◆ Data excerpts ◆
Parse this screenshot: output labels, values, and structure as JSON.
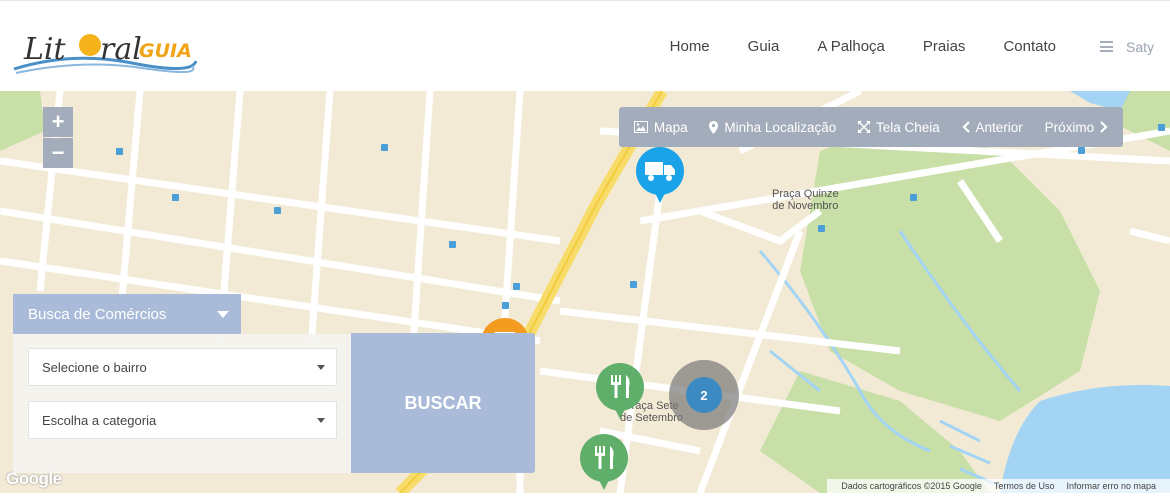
{
  "header": {
    "logo_text": "LitoralGUIA",
    "nav": [
      "Home",
      "Guia",
      "A Palhoça",
      "Praias",
      "Contato"
    ],
    "user_name": "Saty"
  },
  "map": {
    "zoom_in": "+",
    "zoom_out": "−",
    "toolbar": {
      "mapa": "Mapa",
      "localizacao": "Minha Localização",
      "tela_cheia": "Tela Cheia",
      "anterior": "Anterior",
      "proximo": "Próximo"
    },
    "labels": {
      "praca_quinze_1": "Praça Quinze",
      "praca_quinze_2": "de Novembro",
      "praca_sete_1": "Praça Sete",
      "praca_sete_2": "de Setembro"
    },
    "cluster_count": "2",
    "google": "Google",
    "attribution": {
      "dados": "Dados cartográficos ©2015 Google",
      "termos": "Termos de Uso",
      "erro": "Informar erro no mapa"
    }
  },
  "search": {
    "title": "Busca de Comércios",
    "bairro_placeholder": "Selecione o bairro",
    "categoria_placeholder": "Escolha a categoria",
    "button": "BUSCAR"
  },
  "colors": {
    "accent": "#a9bbd9",
    "toolbar": "#a3acba",
    "marker_blue": "#1aa3e8",
    "marker_green": "#5fae6a",
    "marker_orange": "#f39c1f",
    "water": "#a3d4f3",
    "park": "#c8dfa8"
  }
}
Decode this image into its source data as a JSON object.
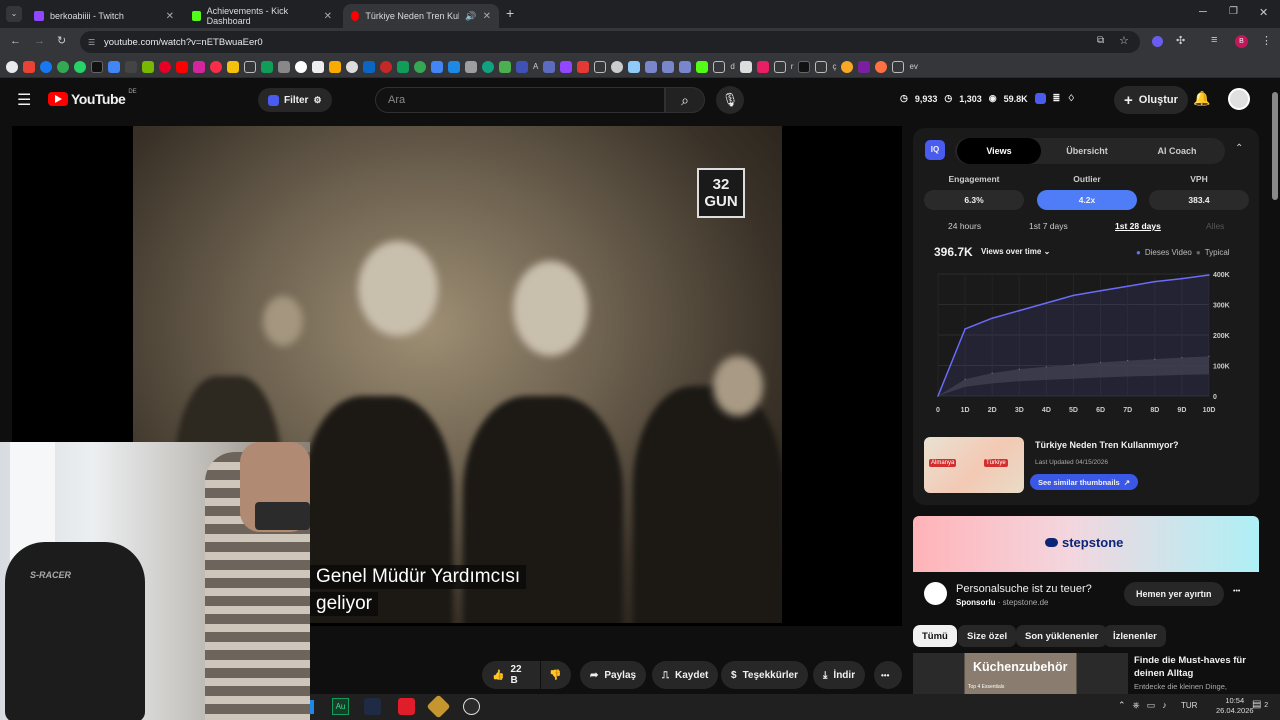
{
  "browser": {
    "tabs": [
      {
        "title": "berkoabiiii - Twitch",
        "color": "#9146ff"
      },
      {
        "title": "Achievements - Kick Dashboard",
        "color": "#53fc18"
      },
      {
        "title": "Türkiye Neden Tren Kullann",
        "color": "#ff0000"
      }
    ],
    "new_tab": "+",
    "url": "youtube.com/watch?v=nETBwuaEer0",
    "bookmarks": [
      "A",
      "d",
      "r",
      "ç",
      "ev"
    ]
  },
  "youtube": {
    "logo": "YouTube",
    "region": "DE",
    "filter": "Filter",
    "search_placeholder": "Ara",
    "stats": {
      "a": "9,933",
      "b": "1,303",
      "c": "59.8K"
    },
    "create": "Oluştur"
  },
  "video": {
    "channel_tag_line1": "32",
    "channel_tag_line2": "GUN",
    "subtitle_line1": "Genel Müdür Yardımcısı",
    "subtitle_line2": "geliyor"
  },
  "actions": {
    "likes": "22 B",
    "share": "Paylaş",
    "save": "Kaydet",
    "thanks": "Teşekkürler",
    "download": "İndir",
    "more": "•••"
  },
  "iq": {
    "badge": "IQ",
    "tabs": [
      "Views",
      "Übersicht",
      "AI Coach"
    ],
    "metrics": [
      {
        "label": "Engagement",
        "value": "6.3%"
      },
      {
        "label": "Outlier",
        "value": "4.2x"
      },
      {
        "label": "VPH",
        "value": "383.4"
      }
    ],
    "ranges": [
      "24 hours",
      "1st 7 days",
      "1st 28 days",
      "Alles"
    ],
    "total": "396.7K",
    "views_dropdown": "Views over time",
    "legend_video": "Dieses Video",
    "legend_typical": "Typical",
    "thumb_title": "Türkiye Neden Tren Kullanmıyor?",
    "thumb_date": "Last Updated 04/15/2026",
    "thumb_label_left": "Almanya",
    "thumb_label_right": "Türkiye",
    "similar_btn": "See similar thumbnails"
  },
  "chart_data": {
    "type": "line",
    "x": [
      "0",
      "1D",
      "2D",
      "3D",
      "4D",
      "5D",
      "6D",
      "7D",
      "8D",
      "9D",
      "10D"
    ],
    "yticks": [
      "400K",
      "300K",
      "200K",
      "100K",
      "0"
    ],
    "ylim": [
      0,
      400000
    ],
    "series": [
      {
        "name": "Dieses Video",
        "values": [
          0,
          220000,
          255000,
          280000,
          305000,
          330000,
          345000,
          360000,
          375000,
          385000,
          396700
        ],
        "color": "#6a6cf7"
      },
      {
        "name": "Typical",
        "values": [
          0,
          55000,
          75000,
          88000,
          96000,
          103000,
          110000,
          116000,
          121000,
          126000,
          130000
        ]
      }
    ]
  },
  "ad": {
    "brand": "stepstone",
    "title": "Personalsuche ist zu teuer?",
    "sponsored": "Sponsorlu",
    "domain": "stepstone.de",
    "cta": "Hemen yer ayırtın",
    "more": "•••"
  },
  "chips": [
    "Tümü",
    "Size özel",
    "Son yüklenenler",
    "İzlenenler"
  ],
  "rec": {
    "thumb_text": "Küchenzubehör",
    "thumb_sub": "Top 4 Essentials",
    "title": "Finde die Must-haves für deinen Alltag",
    "desc": "Entdecke die kleinen Dinge,"
  },
  "taskbar": {
    "lang": "TUR",
    "time": "10:54",
    "date": "26.04.2026",
    "notif": "2",
    "app_au": "Au"
  },
  "webcam_text": "S-RACER"
}
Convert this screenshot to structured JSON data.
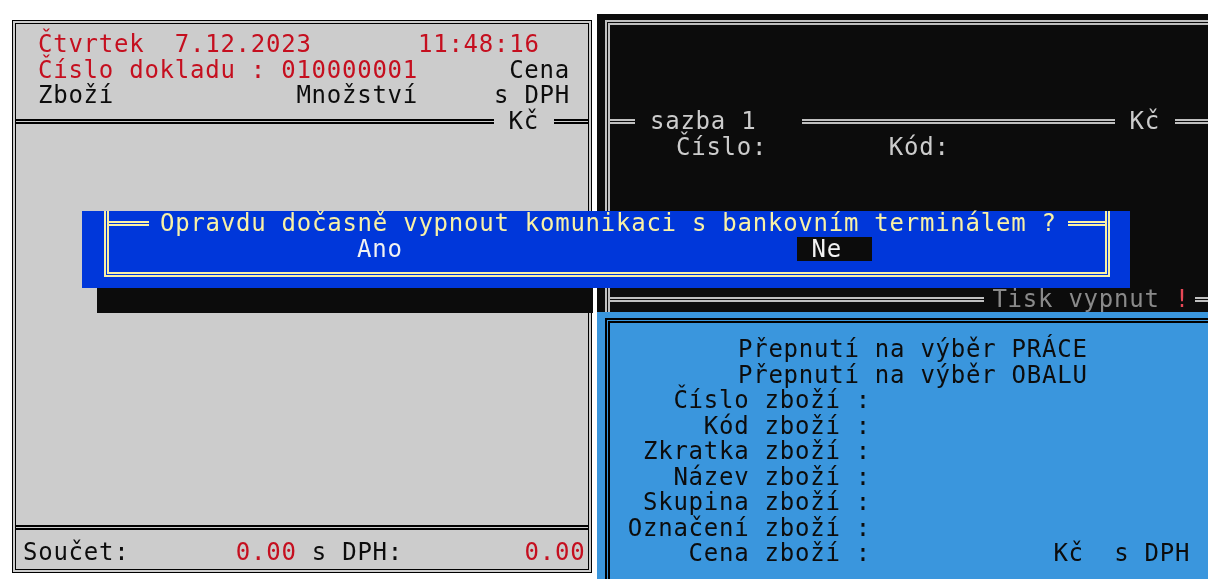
{
  "receipt": {
    "day": "Čtvrtek",
    "date": "7.12.2023",
    "time": "11:48:16",
    "document": "Číslo dokladu : 010000001",
    "price_label": "Cena",
    "columns": [
      "Zboží",
      "Množství",
      "s DPH"
    ],
    "currency": "Kč"
  },
  "totals": {
    "label": "Součet:",
    "value": "0.00",
    "vat_label": "s DPH:",
    "vat_value": "0.00"
  },
  "rate_panel": {
    "rate": "sazba 1",
    "currency": "Kč",
    "fields": [
      "Číslo:",
      "Kód:"
    ],
    "print_status": "Tisk vypnut",
    "print_alert": "!"
  },
  "item_panel": {
    "actions": [
      "Přepnutí na výběr PRÁCE",
      "Přepnutí na výběr OBALU"
    ],
    "fields": [
      {
        "label": "Číslo zboží :"
      },
      {
        "label": "Kód zboží :"
      },
      {
        "label": "Zkratka zboží :"
      },
      {
        "label": "Název zboží :"
      },
      {
        "label": "Skupina zboží :"
      },
      {
        "label": "Označení zboží :"
      },
      {
        "label": "Cena zboží :",
        "currency": "Kč",
        "vat": "s DPH"
      }
    ]
  },
  "dialog": {
    "title": "Opravdu dočasně vypnout komunikaci s bankovním terminálem ?",
    "options": [
      {
        "label": "Ano",
        "selected": false
      },
      {
        "label": "Ne",
        "selected": true
      }
    ]
  }
}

◆ WHAT YOU ARE ASKED TO DO ◆
Quote the full listing above word for word; exclude every picture from the copy.

◆ ANSWER FOR THIS EXERCISE ◆
Parse this screenshot: output labels, values, and structure as JSON.
{
  "header": {
    "logo_text": "LitoralGUIA",
    "nav": [
      "Home",
      "Guia",
      "A Palhoça",
      "Praias",
      "Contato"
    ],
    "user_name": "Saty"
  },
  "map": {
    "zoom_in": "+",
    "zoom_out": "−",
    "toolbar": {
      "mapa": "Mapa",
      "localizacao": "Minha Localização",
      "tela_cheia": "Tela Cheia",
      "anterior": "Anterior",
      "proximo": "Próximo"
    },
    "labels": {
      "praca_quinze_1": "Praça Quinze",
      "praca_quinze_2": "de Novembro",
      "praca_sete_1": "Praça Sete",
      "praca_sete_2": "de Setembro"
    },
    "cluster_count": "2",
    "google": "Google",
    "attribution": {
      "dados": "Dados cartográficos ©2015 Google",
      "termos": "Termos de Uso",
      "erro": "Informar erro no mapa"
    }
  },
  "search": {
    "title": "Busca de Comércios",
    "bairro_placeholder": "Selecione o bairro",
    "categoria_placeholder": "Escolha a categoria",
    "button": "BUSCAR"
  },
  "colors": {
    "accent": "#a9bbd9",
    "toolbar": "#a3acba",
    "marker_blue": "#1aa3e8",
    "marker_green": "#5fae6a",
    "marker_orange": "#f39c1f",
    "water": "#a3d4f3",
    "park": "#c8dfa8"
  }
}
Decode this image into its source data as a JSON object.
{
  "browser": {
    "tabs": [
      {
        "title": "berkoabiiii - Twitch",
        "color": "#9146ff"
      },
      {
        "title": "Achievements - Kick Dashboard",
        "color": "#53fc18"
      },
      {
        "title": "Türkiye Neden Tren Kullann",
        "color": "#ff0000"
      }
    ],
    "new_tab": "+",
    "url": "youtube.com/watch?v=nETBwuaEer0",
    "bookmarks": [
      "A",
      "d",
      "r",
      "ç",
      "ev"
    ]
  },
  "youtube": {
    "logo": "YouTube",
    "region": "DE",
    "filter": "Filter",
    "search_placeholder": "Ara",
    "stats": {
      "a": "9,933",
      "b": "1,303",
      "c": "59.8K"
    },
    "create": "Oluştur"
  },
  "video": {
    "channel_tag_line1": "32",
    "channel_tag_line2": "GUN",
    "subtitle_line1": "Genel Müdür Yardımcısı",
    "subtitle_line2": "geliyor"
  },
  "actions": {
    "likes": "22 B",
    "share": "Paylaş",
    "save": "Kaydet",
    "thanks": "Teşekkürler",
    "download": "İndir",
    "more": "•••"
  },
  "iq": {
    "badge": "IQ",
    "tabs": [
      "Views",
      "Übersicht",
      "AI Coach"
    ],
    "metrics": [
      {
        "label": "Engagement",
        "value": "6.3%"
      },
      {
        "label": "Outlier",
        "value": "4.2x"
      },
      {
        "label": "VPH",
        "value": "383.4"
      }
    ],
    "ranges": [
      "24 hours",
      "1st 7 days",
      "1st 28 days",
      "Alles"
    ],
    "total": "396.7K",
    "views_dropdown": "Views over time",
    "legend_video": "Dieses Video",
    "legend_typical": "Typical",
    "thumb_title": "Türkiye Neden Tren Kullanmıyor?",
    "thumb_date": "Last Updated 04/15/2026",
    "thumb_label_left": "Almanya",
    "thumb_label_right": "Türkiye",
    "similar_btn": "See similar thumbnails"
  },
  "chart_data": {
    "type": "line",
    "x": [
      "0",
      "1D",
      "2D",
      "3D",
      "4D",
      "5D",
      "6D",
      "7D",
      "8D",
      "9D",
      "10D"
    ],
    "yticks": [
      "400K",
      "300K",
      "200K",
      "100K",
      "0"
    ],
    "ylim": [
      0,
      400000
    ],
    "series": [
      {
        "name": "Dieses Video",
        "values": [
          0,
          220000,
          255000,
          280000,
          305000,
          330000,
          345000,
          360000,
          375000,
          385000,
          396700
        ],
        "color": "#6a6cf7"
      },
      {
        "name": "Typical",
        "values": [
          0,
          55000,
          75000,
          88000,
          96000,
          103000,
          110000,
          116000,
          121000,
          126000,
          130000
        ]
      }
    ]
  },
  "ad": {
    "brand": "stepstone",
    "title": "Personalsuche ist zu teuer?",
    "sponsored": "Sponsorlu",
    "domain": "stepstone.de",
    "cta": "Hemen yer ayırtın",
    "more": "•••"
  },
  "chips": [
    "Tümü",
    "Size özel",
    "Son yüklenenler",
    "İzlenenler"
  ],
  "rec": {
    "thumb_text": "Küchenzubehör",
    "thumb_sub": "Top 4 Essentials",
    "title": "Finde die Must-haves für deinen Alltag",
    "desc": "Entdecke die kleinen Dinge,"
  },
  "taskbar": {
    "lang": "TUR",
    "time": "10:54",
    "date": "26.04.2026",
    "notif": "2",
    "app_au": "Au"
  },
  "webcam_text": "S-RACER"
}
Convert this screenshot to structured JSON data.
{
  "receipt": {
    "day": "Čtvrtek",
    "date": "7.12.2023",
    "time": "11:48:16",
    "document": "Číslo dokladu : 010000001",
    "price_label": "Cena",
    "columns": [
      "Zboží",
      "Množství",
      "s DPH"
    ],
    "currency": "Kč"
  },
  "totals": {
    "label": "Součet:",
    "value": "0.00",
    "vat_label": "s DPH:",
    "vat_value": "0.00"
  },
  "rate_panel": {
    "rate": "sazba 1",
    "currency": "Kč",
    "fields": [
      "Číslo:",
      "Kód:"
    ],
    "print_status": "Tisk vypnut",
    "print_alert": "!"
  },
  "item_panel": {
    "actions": [
      "Přepnutí na výběr PRÁCE",
      "Přepnutí na výběr OBALU"
    ],
    "fields": [
      {
        "label": "Číslo zboží :"
      },
      {
        "label": "Kód zboží :"
      },
      {
        "label": "Zkratka zboží :"
      },
      {
        "label": "Název zboží :"
      },
      {
        "label": "Skupina zboží :"
      },
      {
        "label": "Označení zboží :"
      },
      {
        "label": "Cena zboží :",
        "currency": "Kč",
        "vat": "s DPH"
      }
    ]
  },
  "dialog": {
    "title": "Opravdu dočasně vypnout komunikaci s bankovním terminálem ?",
    "options": [
      {
        "label": "Ano",
        "selected": false
      },
      {
        "label": "Ne",
        "selected": true
      }
    ]
  }
}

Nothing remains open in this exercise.